____ GIVEN INFORMATION

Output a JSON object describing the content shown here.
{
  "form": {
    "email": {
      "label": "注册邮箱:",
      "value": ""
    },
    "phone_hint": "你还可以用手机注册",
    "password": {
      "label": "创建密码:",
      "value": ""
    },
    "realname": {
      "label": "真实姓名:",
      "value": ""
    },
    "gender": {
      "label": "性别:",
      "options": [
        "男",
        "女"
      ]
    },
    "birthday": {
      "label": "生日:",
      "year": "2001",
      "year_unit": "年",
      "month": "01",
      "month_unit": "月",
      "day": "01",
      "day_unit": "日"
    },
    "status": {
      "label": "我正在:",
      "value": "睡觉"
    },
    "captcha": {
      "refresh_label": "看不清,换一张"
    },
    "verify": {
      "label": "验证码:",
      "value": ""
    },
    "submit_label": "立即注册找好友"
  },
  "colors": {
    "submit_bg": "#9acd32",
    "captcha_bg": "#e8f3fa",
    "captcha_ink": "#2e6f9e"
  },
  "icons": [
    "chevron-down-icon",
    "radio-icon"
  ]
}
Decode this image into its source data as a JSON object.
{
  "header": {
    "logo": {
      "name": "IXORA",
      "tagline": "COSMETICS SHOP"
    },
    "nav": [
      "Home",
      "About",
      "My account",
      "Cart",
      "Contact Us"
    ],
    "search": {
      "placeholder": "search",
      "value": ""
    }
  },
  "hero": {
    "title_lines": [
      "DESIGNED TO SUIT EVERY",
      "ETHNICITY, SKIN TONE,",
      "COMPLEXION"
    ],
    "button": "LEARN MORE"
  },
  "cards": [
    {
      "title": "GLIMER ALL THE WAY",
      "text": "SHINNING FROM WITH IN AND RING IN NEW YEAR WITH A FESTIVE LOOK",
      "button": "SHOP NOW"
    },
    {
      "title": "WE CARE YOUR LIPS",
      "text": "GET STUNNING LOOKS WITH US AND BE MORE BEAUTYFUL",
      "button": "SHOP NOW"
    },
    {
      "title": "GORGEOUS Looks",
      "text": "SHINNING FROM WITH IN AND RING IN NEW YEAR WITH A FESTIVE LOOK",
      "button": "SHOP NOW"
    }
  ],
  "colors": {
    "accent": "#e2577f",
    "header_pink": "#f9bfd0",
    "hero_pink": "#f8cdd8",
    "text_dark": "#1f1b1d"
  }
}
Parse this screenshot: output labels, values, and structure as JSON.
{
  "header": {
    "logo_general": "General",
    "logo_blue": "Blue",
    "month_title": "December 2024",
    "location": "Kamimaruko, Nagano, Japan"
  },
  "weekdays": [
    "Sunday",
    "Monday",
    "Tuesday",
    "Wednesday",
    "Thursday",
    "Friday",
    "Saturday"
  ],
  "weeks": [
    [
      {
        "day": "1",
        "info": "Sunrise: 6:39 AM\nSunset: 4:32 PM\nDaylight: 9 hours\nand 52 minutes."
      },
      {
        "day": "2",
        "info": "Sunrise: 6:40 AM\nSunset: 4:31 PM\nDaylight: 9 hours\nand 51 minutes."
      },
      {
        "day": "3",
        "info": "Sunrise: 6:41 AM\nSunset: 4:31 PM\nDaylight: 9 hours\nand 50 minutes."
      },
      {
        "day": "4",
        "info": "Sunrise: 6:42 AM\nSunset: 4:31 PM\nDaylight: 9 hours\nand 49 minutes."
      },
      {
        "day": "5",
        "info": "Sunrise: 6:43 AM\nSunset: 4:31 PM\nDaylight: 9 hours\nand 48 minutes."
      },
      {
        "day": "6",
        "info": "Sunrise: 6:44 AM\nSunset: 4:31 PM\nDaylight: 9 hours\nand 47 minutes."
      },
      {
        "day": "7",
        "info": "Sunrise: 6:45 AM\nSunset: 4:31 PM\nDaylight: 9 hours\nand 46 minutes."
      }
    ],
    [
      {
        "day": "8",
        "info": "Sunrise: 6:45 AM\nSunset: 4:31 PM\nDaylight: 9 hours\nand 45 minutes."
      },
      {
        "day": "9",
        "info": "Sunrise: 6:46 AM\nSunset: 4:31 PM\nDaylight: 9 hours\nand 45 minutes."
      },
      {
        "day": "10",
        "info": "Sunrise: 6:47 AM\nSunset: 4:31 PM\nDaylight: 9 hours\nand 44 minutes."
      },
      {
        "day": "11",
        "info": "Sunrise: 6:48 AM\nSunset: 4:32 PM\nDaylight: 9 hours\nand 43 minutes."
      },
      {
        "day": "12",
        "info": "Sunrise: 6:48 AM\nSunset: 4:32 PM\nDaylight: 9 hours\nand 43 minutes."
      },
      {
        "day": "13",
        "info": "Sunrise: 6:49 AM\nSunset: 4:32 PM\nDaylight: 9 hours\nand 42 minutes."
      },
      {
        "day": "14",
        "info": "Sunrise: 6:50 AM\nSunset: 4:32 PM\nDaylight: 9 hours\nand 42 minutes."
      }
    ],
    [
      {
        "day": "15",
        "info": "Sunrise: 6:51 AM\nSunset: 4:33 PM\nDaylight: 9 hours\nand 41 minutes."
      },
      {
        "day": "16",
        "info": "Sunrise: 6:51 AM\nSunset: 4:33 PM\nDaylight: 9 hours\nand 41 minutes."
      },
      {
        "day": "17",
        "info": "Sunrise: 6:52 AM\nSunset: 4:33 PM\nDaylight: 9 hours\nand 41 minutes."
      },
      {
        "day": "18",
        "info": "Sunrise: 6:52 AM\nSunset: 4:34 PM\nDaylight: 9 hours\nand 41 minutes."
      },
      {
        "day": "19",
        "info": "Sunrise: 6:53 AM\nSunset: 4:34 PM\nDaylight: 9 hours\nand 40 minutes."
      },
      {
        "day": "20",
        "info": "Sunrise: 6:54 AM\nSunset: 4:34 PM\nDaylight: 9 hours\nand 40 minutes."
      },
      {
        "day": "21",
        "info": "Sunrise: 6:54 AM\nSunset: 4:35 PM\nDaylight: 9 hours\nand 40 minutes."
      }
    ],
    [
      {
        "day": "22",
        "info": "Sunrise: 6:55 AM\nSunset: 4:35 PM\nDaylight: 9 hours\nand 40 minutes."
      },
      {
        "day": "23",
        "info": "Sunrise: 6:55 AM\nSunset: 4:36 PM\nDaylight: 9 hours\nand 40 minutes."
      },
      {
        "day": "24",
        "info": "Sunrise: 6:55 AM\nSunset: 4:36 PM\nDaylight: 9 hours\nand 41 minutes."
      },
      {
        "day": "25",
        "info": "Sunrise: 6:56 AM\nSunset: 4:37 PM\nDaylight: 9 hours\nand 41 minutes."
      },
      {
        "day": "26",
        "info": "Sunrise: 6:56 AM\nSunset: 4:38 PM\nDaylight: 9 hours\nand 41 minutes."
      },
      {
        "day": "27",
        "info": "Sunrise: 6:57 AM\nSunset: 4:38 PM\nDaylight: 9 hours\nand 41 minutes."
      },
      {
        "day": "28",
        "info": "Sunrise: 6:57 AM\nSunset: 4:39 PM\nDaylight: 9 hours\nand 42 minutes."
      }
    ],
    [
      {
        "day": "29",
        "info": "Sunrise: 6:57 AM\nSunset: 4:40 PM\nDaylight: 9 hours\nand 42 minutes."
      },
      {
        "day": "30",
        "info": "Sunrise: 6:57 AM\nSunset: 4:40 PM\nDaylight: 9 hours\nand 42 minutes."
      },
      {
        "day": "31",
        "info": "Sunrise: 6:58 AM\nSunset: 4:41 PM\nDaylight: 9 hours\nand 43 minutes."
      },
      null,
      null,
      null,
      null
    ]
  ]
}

________

DIRECTIVE: Set down every line of the listing above again, exactly as given.

RESULT BELOW:
Output a JSON object describing the content shown here.
{
  "form": {
    "email": {
      "label": "注册邮箱:",
      "value": ""
    },
    "phone_hint": "你还可以用手机注册",
    "password": {
      "label": "创建密码:",
      "value": ""
    },
    "realname": {
      "label": "真实姓名:",
      "value": ""
    },
    "gender": {
      "label": "性别:",
      "options": [
        "男",
        "女"
      ]
    },
    "birthday": {
      "label": "生日:",
      "year": "2001",
      "year_unit": "年",
      "month": "01",
      "month_unit": "月",
      "day": "01",
      "day_unit": "日"
    },
    "status": {
      "label": "我正在:",
      "value": "睡觉"
    },
    "captcha": {
      "refresh_label": "看不清,换一张"
    },
    "verify": {
      "label": "验证码:",
      "value": ""
    },
    "submit_label": "立即注册找好友"
  },
  "colors": {
    "submit_bg": "#9acd32",
    "captcha_bg": "#e8f3fa",
    "captcha_ink": "#2e6f9e"
  },
  "icons": [
    "chevron-down-icon",
    "radio-icon"
  ]
}
Decode this image into its source data as a JSON object.
{
  "header": {
    "logo": {
      "name": "IXORA",
      "tagline": "COSMETICS SHOP"
    },
    "nav": [
      "Home",
      "About",
      "My account",
      "Cart",
      "Contact Us"
    ],
    "search": {
      "placeholder": "search",
      "value": ""
    }
  },
  "hero": {
    "title_lines": [
      "DESIGNED TO SUIT EVERY",
      "ETHNICITY, SKIN TONE,",
      "COMPLEXION"
    ],
    "button": "LEARN MORE"
  },
  "cards": [
    {
      "title": "GLIMER ALL THE WAY",
      "text": "SHINNING FROM WITH IN AND RING IN NEW YEAR WITH A FESTIVE LOOK",
      "button": "SHOP NOW"
    },
    {
      "title": "WE CARE YOUR LIPS",
      "text": "GET STUNNING LOOKS WITH US AND BE MORE BEAUTYFUL",
      "button": "SHOP NOW"
    },
    {
      "title": "GORGEOUS Looks",
      "text": "SHINNING FROM WITH IN AND RING IN NEW YEAR WITH A FESTIVE LOOK",
      "button": "SHOP NOW"
    }
  ],
  "colors": {
    "accent": "#e2577f",
    "header_pink": "#f9bfd0",
    "hero_pink": "#f8cdd8",
    "text_dark": "#1f1b1d"
  }
}
Parse this screenshot: output labels, values, and structure as JSON.
{
  "header": {
    "logo_general": "General",
    "logo_blue": "Blue",
    "month_title": "December 2024",
    "location": "Kamimaruko, Nagano, Japan"
  },
  "weekdays": [
    "Sunday",
    "Monday",
    "Tuesday",
    "Wednesday",
    "Thursday",
    "Friday",
    "Saturday"
  ],
  "weeks": [
    [
      {
        "day": "1",
        "info": "Sunrise: 6:39 AM\nSunset: 4:32 PM\nDaylight: 9 hours\nand 52 minutes."
      },
      {
        "day": "2",
        "info": "Sunrise: 6:40 AM\nSunset: 4:31 PM\nDaylight: 9 hours\nand 51 minutes."
      },
      {
        "day": "3",
        "info": "Sunrise: 6:41 AM\nSunset: 4:31 PM\nDaylight: 9 hours\nand 50 minutes."
      },
      {
        "day": "4",
        "info": "Sunrise: 6:42 AM\nSunset: 4:31 PM\nDaylight: 9 hours\nand 49 minutes."
      },
      {
        "day": "5",
        "info": "Sunrise: 6:43 AM\nSunset: 4:31 PM\nDaylight: 9 hours\nand 48 minutes."
      },
      {
        "day": "6",
        "info": "Sunrise: 6:44 AM\nSunset: 4:31 PM\nDaylight: 9 hours\nand 47 minutes."
      },
      {
        "day": "7",
        "info": "Sunrise: 6:45 AM\nSunset: 4:31 PM\nDaylight: 9 hours\nand 46 minutes."
      }
    ],
    [
      {
        "day": "8",
        "info": "Sunrise: 6:45 AM\nSunset: 4:31 PM\nDaylight: 9 hours\nand 45 minutes."
      },
      {
        "day": "9",
        "info": "Sunrise: 6:46 AM\nSunset: 4:31 PM\nDaylight: 9 hours\nand 45 minutes."
      },
      {
        "day": "10",
        "info": "Sunrise: 6:47 AM\nSunset: 4:31 PM\nDaylight: 9 hours\nand 44 minutes."
      },
      {
        "day": "11",
        "info": "Sunrise: 6:48 AM\nSunset: 4:32 PM\nDaylight: 9 hours\nand 43 minutes."
      },
      {
        "day": "12",
        "info": "Sunrise: 6:48 AM\nSunset: 4:32 PM\nDaylight: 9 hours\nand 43 minutes."
      },
      {
        "day": "13",
        "info": "Sunrise: 6:49 AM\nSunset: 4:32 PM\nDaylight: 9 hours\nand 42 minutes."
      },
      {
        "day": "14",
        "info": "Sunrise: 6:50 AM\nSunset: 4:32 PM\nDaylight: 9 hours\nand 42 minutes."
      }
    ],
    [
      {
        "day": "15",
        "info": "Sunrise: 6:51 AM\nSunset: 4:33 PM\nDaylight: 9 hours\nand 41 minutes."
      },
      {
        "day": "16",
        "info": "Sunrise: 6:51 AM\nSunset: 4:33 PM\nDaylight: 9 hours\nand 41 minutes."
      },
      {
        "day": "17",
        "info": "Sunrise: 6:52 AM\nSunset: 4:33 PM\nDaylight: 9 hours\nand 41 minutes."
      },
      {
        "day": "18",
        "info": "Sunrise: 6:52 AM\nSunset: 4:34 PM\nDaylight: 9 hours\nand 41 minutes."
      },
      {
        "day": "19",
        "info": "Sunrise: 6:53 AM\nSunset: 4:34 PM\nDaylight: 9 hours\nand 40 minutes."
      },
      {
        "day": "20",
        "info": "Sunrise: 6:54 AM\nSunset: 4:34 PM\nDaylight: 9 hours\nand 40 minutes."
      },
      {
        "day": "21",
        "info": "Sunrise: 6:54 AM\nSunset: 4:35 PM\nDaylight: 9 hours\nand 40 minutes."
      }
    ],
    [
      {
        "day": "22",
        "info": "Sunrise: 6:55 AM\nSunset: 4:35 PM\nDaylight: 9 hours\nand 40 minutes."
      },
      {
        "day": "23",
        "info": "Sunrise: 6:55 AM\nSunset: 4:36 PM\nDaylight: 9 hours\nand 40 minutes."
      },
      {
        "day": "24",
        "info": "Sunrise: 6:55 AM\nSunset: 4:36 PM\nDaylight: 9 hours\nand 41 minutes."
      },
      {
        "day": "25",
        "info": "Sunrise: 6:56 AM\nSunset: 4:37 PM\nDaylight: 9 hours\nand 41 minutes."
      },
      {
        "day": "26",
        "info": "Sunrise: 6:56 AM\nSunset: 4:38 PM\nDaylight: 9 hours\nand 41 minutes."
      },
      {
        "day": "27",
        "info": "Sunrise: 6:57 AM\nSunset: 4:38 PM\nDaylight: 9 hours\nand 41 minutes."
      },
      {
        "day": "28",
        "info": "Sunrise: 6:57 AM\nSunset: 4:39 PM\nDaylight: 9 hours\nand 42 minutes."
      }
    ],
    [
      {
        "day": "29",
        "info": "Sunrise: 6:57 AM\nSunset: 4:40 PM\nDaylight: 9 hours\nand 42 minutes."
      },
      {
        "day": "30",
        "info": "Sunrise: 6:57 AM\nSunset: 4:40 PM\nDaylight: 9 hours\nand 42 minutes."
      },
      {
        "day": "31",
        "info": "Sunrise: 6:58 AM\nSunset: 4:41 PM\nDaylight: 9 hours\nand 43 minutes."
      },
      null,
      null,
      null,
      null
    ]
  ]
}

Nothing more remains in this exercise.